INSTRUCTIONS TO FOLLOW:
Print out the material that follows word for word.

***

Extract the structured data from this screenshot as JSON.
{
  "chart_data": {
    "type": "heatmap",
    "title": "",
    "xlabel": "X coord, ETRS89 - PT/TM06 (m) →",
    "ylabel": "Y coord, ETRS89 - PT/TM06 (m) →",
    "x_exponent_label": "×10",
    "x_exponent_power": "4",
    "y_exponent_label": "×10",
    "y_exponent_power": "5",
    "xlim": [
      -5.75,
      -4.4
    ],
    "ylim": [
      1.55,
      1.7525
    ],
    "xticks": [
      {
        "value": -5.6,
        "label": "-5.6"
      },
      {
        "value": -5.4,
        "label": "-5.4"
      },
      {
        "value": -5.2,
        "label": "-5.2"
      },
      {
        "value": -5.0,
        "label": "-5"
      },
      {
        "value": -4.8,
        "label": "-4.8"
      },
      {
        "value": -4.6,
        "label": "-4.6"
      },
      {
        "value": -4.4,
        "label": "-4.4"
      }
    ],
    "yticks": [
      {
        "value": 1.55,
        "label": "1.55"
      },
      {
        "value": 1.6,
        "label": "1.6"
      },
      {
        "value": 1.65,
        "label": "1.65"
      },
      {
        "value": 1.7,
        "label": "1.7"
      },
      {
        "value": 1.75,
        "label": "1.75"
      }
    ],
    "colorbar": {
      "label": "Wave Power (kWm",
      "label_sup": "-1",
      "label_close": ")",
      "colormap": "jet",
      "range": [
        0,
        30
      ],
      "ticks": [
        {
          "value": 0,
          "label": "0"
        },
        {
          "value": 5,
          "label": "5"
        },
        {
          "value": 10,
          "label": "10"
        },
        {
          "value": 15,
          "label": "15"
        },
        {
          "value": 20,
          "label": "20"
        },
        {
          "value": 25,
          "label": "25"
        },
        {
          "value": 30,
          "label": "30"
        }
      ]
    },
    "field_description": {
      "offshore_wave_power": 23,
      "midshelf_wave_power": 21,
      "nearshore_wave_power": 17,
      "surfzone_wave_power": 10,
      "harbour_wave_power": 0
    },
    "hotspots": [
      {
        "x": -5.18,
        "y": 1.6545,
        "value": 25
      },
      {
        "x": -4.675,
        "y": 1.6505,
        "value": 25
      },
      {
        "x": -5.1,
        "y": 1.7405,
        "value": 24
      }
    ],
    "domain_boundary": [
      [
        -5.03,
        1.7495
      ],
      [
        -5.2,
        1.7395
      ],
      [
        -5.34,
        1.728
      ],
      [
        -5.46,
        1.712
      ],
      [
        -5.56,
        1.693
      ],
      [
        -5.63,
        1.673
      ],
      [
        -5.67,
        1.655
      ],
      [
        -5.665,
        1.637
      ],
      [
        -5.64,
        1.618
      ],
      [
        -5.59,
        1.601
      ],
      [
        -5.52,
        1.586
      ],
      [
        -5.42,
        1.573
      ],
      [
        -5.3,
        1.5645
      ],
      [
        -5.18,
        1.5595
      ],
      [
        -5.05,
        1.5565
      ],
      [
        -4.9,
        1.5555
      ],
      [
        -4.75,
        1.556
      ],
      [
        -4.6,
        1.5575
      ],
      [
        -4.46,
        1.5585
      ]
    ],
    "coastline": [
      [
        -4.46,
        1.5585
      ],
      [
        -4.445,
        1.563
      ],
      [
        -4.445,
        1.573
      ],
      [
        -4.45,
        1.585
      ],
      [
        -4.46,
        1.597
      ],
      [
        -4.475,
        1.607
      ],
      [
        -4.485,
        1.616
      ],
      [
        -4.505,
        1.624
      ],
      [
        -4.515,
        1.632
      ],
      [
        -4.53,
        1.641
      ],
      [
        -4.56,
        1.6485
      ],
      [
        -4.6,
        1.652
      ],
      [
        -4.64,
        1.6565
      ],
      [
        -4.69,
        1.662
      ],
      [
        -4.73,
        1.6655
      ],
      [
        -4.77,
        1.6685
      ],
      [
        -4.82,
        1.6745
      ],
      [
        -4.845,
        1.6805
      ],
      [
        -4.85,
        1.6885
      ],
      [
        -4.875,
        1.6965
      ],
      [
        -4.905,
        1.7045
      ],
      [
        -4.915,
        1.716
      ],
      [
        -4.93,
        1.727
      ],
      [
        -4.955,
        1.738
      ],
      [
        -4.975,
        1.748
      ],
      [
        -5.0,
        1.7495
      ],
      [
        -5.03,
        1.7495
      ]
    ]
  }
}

***

RESULT FOR THIS TASK:
Extract the structured data from this screenshot as JSON.
{
  "chart_data": {
    "type": "heatmap",
    "title": "",
    "xlabel": "X coord, ETRS89 - PT/TM06 (m) →",
    "ylabel": "Y coord, ETRS89 - PT/TM06 (m) →",
    "x_exponent_label": "×10",
    "x_exponent_power": "4",
    "y_exponent_label": "×10",
    "y_exponent_power": "5",
    "xlim": [
      -5.75,
      -4.4
    ],
    "ylim": [
      1.55,
      1.7525
    ],
    "xticks": [
      {
        "value": -5.6,
        "label": "-5.6"
      },
      {
        "value": -5.4,
        "label": "-5.4"
      },
      {
        "value": -5.2,
        "label": "-5.2"
      },
      {
        "value": -5.0,
        "label": "-5"
      },
      {
        "value": -4.8,
        "label": "-4.8"
      },
      {
        "value": -4.6,
        "label": "-4.6"
      },
      {
        "value": -4.4,
        "label": "-4.4"
      }
    ],
    "yticks": [
      {
        "value": 1.55,
        "label": "1.55"
      },
      {
        "value": 1.6,
        "label": "1.6"
      },
      {
        "value": 1.65,
        "label": "1.65"
      },
      {
        "value": 1.7,
        "label": "1.7"
      },
      {
        "value": 1.75,
        "label": "1.75"
      }
    ],
    "colorbar": {
      "label": "Wave Power (kWm",
      "label_sup": "-1",
      "label_close": ")",
      "colormap": "jet",
      "range": [
        0,
        30
      ],
      "ticks": [
        {
          "value": 0,
          "label": "0"
        },
        {
          "value": 5,
          "label": "5"
        },
        {
          "value": 10,
          "label": "10"
        },
        {
          "value": 15,
          "label": "15"
        },
        {
          "value": 20,
          "label": "20"
        },
        {
          "value": 25,
          "label": "25"
        },
        {
          "value": 30,
          "label": "30"
        }
      ]
    },
    "field_description": {
      "offshore_wave_power": 23,
      "midshelf_wave_power": 21,
      "nearshore_wave_power": 17,
      "surfzone_wave_power": 10,
      "harbour_wave_power": 0
    },
    "hotspots": [
      {
        "x": -5.18,
        "y": 1.6545,
        "value": 25
      },
      {
        "x": -4.675,
        "y": 1.6505,
        "value": 25
      },
      {
        "x": -5.1,
        "y": 1.7405,
        "value": 24
      }
    ],
    "domain_boundary": [
      [
        -5.03,
        1.7495
      ],
      [
        -5.2,
        1.7395
      ],
      [
        -5.34,
        1.728
      ],
      [
        -5.46,
        1.712
      ],
      [
        -5.56,
        1.693
      ],
      [
        -5.63,
        1.673
      ],
      [
        -5.67,
        1.655
      ],
      [
        -5.665,
        1.637
      ],
      [
        -5.64,
        1.618
      ],
      [
        -5.59,
        1.601
      ],
      [
        -5.52,
        1.586
      ],
      [
        -5.42,
        1.573
      ],
      [
        -5.3,
        1.5645
      ],
      [
        -5.18,
        1.5595
      ],
      [
        -5.05,
        1.5565
      ],
      [
        -4.9,
        1.5555
      ],
      [
        -4.75,
        1.556
      ],
      [
        -4.6,
        1.5575
      ],
      [
        -4.46,
        1.5585
      ]
    ],
    "coastline": [
      [
        -4.46,
        1.5585
      ],
      [
        -4.445,
        1.563
      ],
      [
        -4.445,
        1.573
      ],
      [
        -4.45,
        1.585
      ],
      [
        -4.46,
        1.597
      ],
      [
        -4.475,
        1.607
      ],
      [
        -4.485,
        1.616
      ],
      [
        -4.505,
        1.624
      ],
      [
        -4.515,
        1.632
      ],
      [
        -4.53,
        1.641
      ],
      [
        -4.56,
        1.6485
      ],
      [
        -4.6,
        1.652
      ],
      [
        -4.64,
        1.6565
      ],
      [
        -4.69,
        1.662
      ],
      [
        -4.73,
        1.6655
      ],
      [
        -4.77,
        1.6685
      ],
      [
        -4.82,
        1.6745
      ],
      [
        -4.845,
        1.6805
      ],
      [
        -4.85,
        1.6885
      ],
      [
        -4.875,
        1.6965
      ],
      [
        -4.905,
        1.7045
      ],
      [
        -4.915,
        1.716
      ],
      [
        -4.93,
        1.727
      ],
      [
        -4.955,
        1.738
      ],
      [
        -4.975,
        1.748
      ],
      [
        -5.0,
        1.7495
      ],
      [
        -5.03,
        1.7495
      ]
    ]
  }
}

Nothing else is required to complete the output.